- [Exercise objective]
Return all entries word for word, but drop any images.

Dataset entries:
★ ★ ★ ★ ★ ★ ★

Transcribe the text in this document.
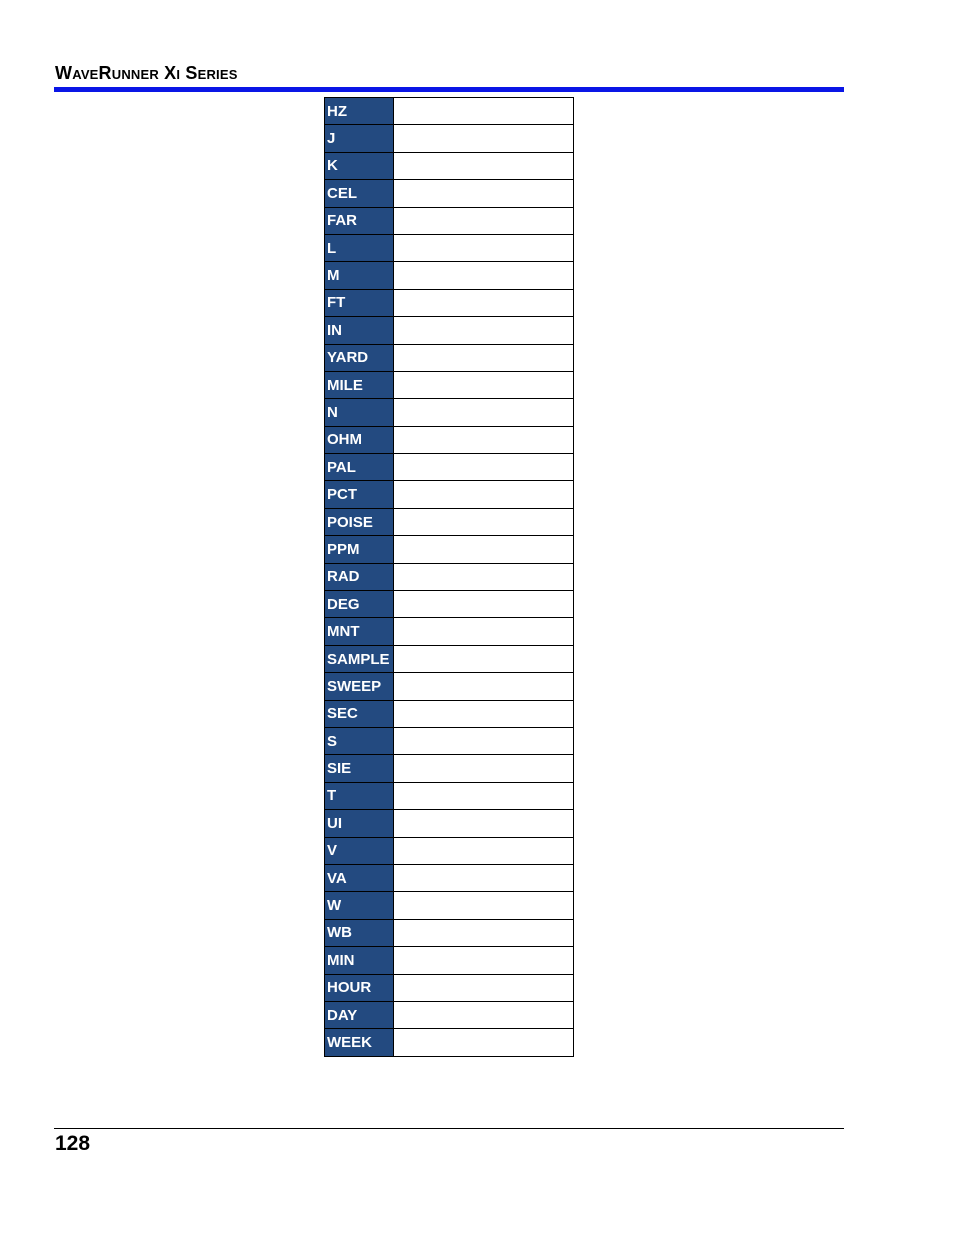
WaveRunner Xi Series
HZ	
J	
K	
CEL	
FAR	
L	
M	
FT	
IN	
YARD	
MILE	
N	
OHM	
PAL	
PCT	
POISE	
PPM	
RAD	
DEG	
MNT	
SAMPLE	
SWEEP	
SEC	
S	
SIE	
T	
UI	
V	
VA	
W	
WB	
MIN	
HOUR	
DAY	
WEEK	
128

★ ★ ★ ★ ★ ★ ★

- [Exercise result]
Transcribe the text in this document.
WaveRunner Xi Series
HZ	
J	
K	
CEL	
FAR	
L	
M	
FT	
IN	
YARD	
MILE	
N	
OHM	
PAL	
PCT	
POISE	
PPM	
RAD	
DEG	
MNT	
SAMPLE	
SWEEP	
SEC	
S	
SIE	
T	
UI	
V	
VA	
W	
WB	
MIN	
HOUR	
DAY	
WEEK	
128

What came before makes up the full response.